OBJECTIVE: From the listing below, pull out every line where the string "icon" appears.

RECORDS FOR THIS EXERCISE:
— Begin —
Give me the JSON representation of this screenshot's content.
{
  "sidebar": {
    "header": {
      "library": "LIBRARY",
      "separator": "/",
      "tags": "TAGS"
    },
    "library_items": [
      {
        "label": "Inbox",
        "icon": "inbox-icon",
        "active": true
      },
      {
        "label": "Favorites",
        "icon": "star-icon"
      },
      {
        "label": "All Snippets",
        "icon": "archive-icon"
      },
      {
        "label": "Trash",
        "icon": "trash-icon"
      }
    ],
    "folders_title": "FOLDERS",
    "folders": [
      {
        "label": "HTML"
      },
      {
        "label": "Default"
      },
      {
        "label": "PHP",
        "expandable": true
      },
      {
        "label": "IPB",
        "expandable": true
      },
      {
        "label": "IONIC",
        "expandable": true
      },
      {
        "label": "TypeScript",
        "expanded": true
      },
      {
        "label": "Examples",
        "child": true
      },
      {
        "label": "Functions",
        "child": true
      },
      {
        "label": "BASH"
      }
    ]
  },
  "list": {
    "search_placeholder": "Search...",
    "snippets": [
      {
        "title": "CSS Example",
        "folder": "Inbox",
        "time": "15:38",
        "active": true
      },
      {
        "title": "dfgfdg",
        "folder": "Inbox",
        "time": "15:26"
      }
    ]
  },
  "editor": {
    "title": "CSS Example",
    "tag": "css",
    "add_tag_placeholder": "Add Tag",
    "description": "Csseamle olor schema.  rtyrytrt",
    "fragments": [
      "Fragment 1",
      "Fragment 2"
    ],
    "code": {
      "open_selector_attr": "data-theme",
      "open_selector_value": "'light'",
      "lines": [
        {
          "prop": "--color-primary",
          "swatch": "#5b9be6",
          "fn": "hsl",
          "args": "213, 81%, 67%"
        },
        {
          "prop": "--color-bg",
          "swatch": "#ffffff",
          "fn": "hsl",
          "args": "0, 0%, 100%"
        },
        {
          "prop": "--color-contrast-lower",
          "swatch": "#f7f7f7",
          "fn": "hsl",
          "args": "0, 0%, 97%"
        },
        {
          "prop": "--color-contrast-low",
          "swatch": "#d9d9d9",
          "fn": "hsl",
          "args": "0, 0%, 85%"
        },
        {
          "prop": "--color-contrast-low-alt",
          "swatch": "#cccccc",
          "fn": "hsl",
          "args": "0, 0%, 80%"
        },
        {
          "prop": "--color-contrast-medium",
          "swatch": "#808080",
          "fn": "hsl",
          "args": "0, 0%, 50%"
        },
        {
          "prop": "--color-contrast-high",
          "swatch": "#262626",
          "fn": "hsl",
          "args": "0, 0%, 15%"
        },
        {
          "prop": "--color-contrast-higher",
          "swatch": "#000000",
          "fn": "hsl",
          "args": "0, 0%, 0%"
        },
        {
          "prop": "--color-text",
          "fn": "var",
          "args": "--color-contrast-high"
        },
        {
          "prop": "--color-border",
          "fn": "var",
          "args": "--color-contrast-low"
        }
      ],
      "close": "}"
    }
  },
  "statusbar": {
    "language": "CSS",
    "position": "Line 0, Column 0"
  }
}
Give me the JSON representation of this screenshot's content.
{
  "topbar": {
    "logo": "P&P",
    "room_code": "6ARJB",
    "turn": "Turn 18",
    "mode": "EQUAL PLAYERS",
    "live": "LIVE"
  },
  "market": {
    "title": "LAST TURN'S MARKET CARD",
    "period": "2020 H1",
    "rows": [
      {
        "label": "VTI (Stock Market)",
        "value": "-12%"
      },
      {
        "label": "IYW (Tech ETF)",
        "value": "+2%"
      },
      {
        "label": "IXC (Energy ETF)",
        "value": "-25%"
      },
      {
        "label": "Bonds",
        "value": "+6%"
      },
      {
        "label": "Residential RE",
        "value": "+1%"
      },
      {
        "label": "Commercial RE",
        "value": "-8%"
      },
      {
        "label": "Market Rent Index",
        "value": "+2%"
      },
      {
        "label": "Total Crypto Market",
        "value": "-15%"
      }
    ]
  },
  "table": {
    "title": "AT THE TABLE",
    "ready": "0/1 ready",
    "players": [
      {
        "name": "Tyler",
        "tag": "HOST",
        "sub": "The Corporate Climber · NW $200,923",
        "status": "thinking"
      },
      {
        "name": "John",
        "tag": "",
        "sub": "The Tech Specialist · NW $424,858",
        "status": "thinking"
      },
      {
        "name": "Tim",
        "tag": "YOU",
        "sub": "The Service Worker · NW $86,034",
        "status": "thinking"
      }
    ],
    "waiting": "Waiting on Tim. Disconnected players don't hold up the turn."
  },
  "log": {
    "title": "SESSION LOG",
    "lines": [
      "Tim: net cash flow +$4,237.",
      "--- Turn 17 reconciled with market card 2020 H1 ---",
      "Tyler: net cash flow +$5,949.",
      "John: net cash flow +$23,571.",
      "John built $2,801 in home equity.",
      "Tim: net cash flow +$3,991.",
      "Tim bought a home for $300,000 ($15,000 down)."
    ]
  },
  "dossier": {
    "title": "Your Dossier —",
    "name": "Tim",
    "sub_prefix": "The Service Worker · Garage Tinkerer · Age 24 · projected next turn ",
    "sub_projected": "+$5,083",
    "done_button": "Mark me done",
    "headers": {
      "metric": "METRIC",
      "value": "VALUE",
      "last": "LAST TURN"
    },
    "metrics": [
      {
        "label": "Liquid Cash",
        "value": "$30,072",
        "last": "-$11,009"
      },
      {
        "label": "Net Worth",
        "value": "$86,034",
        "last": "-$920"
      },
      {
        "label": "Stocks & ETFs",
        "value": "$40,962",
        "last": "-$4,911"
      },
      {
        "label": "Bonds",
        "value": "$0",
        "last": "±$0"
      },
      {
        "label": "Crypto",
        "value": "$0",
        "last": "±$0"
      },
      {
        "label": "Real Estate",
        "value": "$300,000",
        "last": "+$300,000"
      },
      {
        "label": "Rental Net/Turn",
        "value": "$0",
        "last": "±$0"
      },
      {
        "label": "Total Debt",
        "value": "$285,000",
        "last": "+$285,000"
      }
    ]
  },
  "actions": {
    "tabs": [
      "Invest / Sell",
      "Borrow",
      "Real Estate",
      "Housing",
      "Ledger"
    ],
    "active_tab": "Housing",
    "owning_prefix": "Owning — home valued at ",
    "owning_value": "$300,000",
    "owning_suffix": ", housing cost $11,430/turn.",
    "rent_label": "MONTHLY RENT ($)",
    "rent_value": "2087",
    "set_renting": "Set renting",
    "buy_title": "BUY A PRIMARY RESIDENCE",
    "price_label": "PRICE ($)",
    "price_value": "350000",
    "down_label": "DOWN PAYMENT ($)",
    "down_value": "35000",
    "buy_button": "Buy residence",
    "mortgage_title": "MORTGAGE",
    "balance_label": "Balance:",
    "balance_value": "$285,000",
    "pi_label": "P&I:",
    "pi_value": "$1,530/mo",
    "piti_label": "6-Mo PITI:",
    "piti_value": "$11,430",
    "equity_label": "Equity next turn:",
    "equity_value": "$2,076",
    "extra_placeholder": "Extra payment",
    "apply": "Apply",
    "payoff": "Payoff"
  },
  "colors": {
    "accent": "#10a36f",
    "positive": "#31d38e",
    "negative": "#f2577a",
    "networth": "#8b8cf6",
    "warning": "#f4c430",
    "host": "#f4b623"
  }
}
— End —
RIGHT ANSWER:
        "icon": "inbox-icon",
        "icon": "star-icon"
        "icon": "archive-icon"
        "icon": "trash-icon"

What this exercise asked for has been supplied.